■ **Stated problem**
Report every line from the material that contains the word "świata".

◆ ◆ ◆ ◆ ◆

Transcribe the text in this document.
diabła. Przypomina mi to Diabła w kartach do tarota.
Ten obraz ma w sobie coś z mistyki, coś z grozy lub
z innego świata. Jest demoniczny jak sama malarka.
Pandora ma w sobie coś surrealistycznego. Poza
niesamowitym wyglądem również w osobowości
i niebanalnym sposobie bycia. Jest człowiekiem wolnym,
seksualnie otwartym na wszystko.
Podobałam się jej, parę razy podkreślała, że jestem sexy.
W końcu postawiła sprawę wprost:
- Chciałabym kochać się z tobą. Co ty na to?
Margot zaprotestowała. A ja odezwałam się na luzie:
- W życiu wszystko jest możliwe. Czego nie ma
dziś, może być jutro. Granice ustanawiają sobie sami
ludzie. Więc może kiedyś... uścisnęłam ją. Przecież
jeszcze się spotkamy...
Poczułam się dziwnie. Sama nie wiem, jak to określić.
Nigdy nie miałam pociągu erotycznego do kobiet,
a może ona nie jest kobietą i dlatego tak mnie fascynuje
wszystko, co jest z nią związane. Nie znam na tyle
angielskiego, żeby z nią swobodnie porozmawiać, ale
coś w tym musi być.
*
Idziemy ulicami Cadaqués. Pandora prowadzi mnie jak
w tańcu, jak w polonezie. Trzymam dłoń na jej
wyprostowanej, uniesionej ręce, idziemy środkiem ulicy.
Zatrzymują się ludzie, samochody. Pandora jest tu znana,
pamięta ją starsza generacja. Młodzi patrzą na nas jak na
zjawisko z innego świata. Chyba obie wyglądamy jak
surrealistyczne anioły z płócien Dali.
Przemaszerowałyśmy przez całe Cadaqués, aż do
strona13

◆ ◆ ◆ ◆ ◆

■ **Reply to the task**
z innego świata. Jest demoniczny jak sama malarka.
zjawisko z innego świata. Chyba obie wyglądamy jak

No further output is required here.